=== Exercise brief ===
Report every line in the listing that contains the string "Views".

'''

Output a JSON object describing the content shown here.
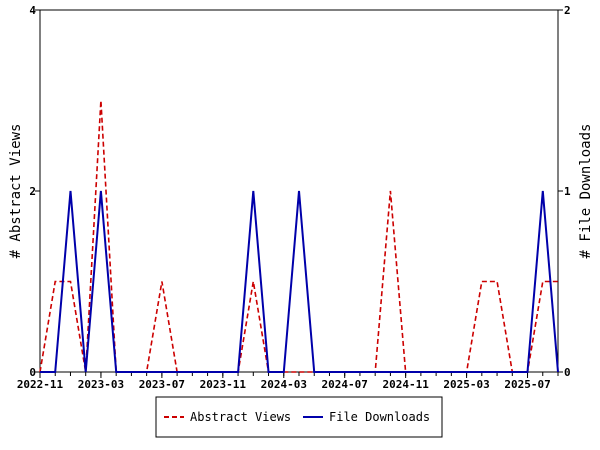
{
  "chart_data": {
    "type": "line",
    "x": [
      "2022-11",
      "2022-12",
      "2023-01",
      "2023-02",
      "2023-03",
      "2023-04",
      "2023-05",
      "2023-06",
      "2023-07",
      "2023-08",
      "2023-09",
      "2023-10",
      "2023-11",
      "2023-12",
      "2024-01",
      "2024-02",
      "2024-03",
      "2024-04",
      "2024-05",
      "2024-06",
      "2024-07",
      "2024-08",
      "2024-09",
      "2024-10",
      "2024-11",
      "2024-12",
      "2025-01",
      "2025-02",
      "2025-03",
      "2025-04",
      "2025-05",
      "2025-06",
      "2025-07",
      "2025-08",
      "2025-09"
    ],
    "x_tick_labels": [
      "2022-11",
      "2023-03",
      "2023-07",
      "2023-11",
      "2024-03",
      "2024-07",
      "2024-11",
      "2025-03",
      "2025-07"
    ],
    "ylabel": "# Abstract Views",
    "y2label": "# File Downloads",
    "ylim": [
      0,
      4
    ],
    "y2lim": [
      0,
      2
    ],
    "y_ticks": [
      "0",
      "2",
      "4"
    ],
    "y2_ticks": [
      "0",
      "1",
      "2"
    ],
    "grid": false,
    "legend_position": "bottom-center",
    "series": [
      {
        "name": "Abstract Views",
        "axis": "left",
        "color": "#cc0000",
        "style": "dashed",
        "values": [
          0,
          1,
          1,
          0,
          3,
          0,
          0,
          0,
          1,
          0,
          0,
          0,
          0,
          0,
          1,
          0,
          0,
          0,
          0,
          0,
          0,
          0,
          0,
          2,
          0,
          0,
          0,
          0,
          0,
          1,
          1,
          0,
          0,
          1,
          1
        ]
      },
      {
        "name": "File Downloads",
        "axis": "right",
        "color": "#0000aa",
        "style": "solid",
        "values": [
          0,
          0,
          1,
          0,
          1,
          0,
          0,
          0,
          0,
          0,
          0,
          0,
          0,
          0,
          1,
          0,
          0,
          1,
          0,
          0,
          0,
          0,
          0,
          0,
          0,
          0,
          0,
          0,
          0,
          0,
          0,
          0,
          0,
          1,
          0
        ]
      }
    ]
  }
}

'''

=== Full answer ===
    "ylabel": "# Abstract Views",
        "name": "Abstract Views",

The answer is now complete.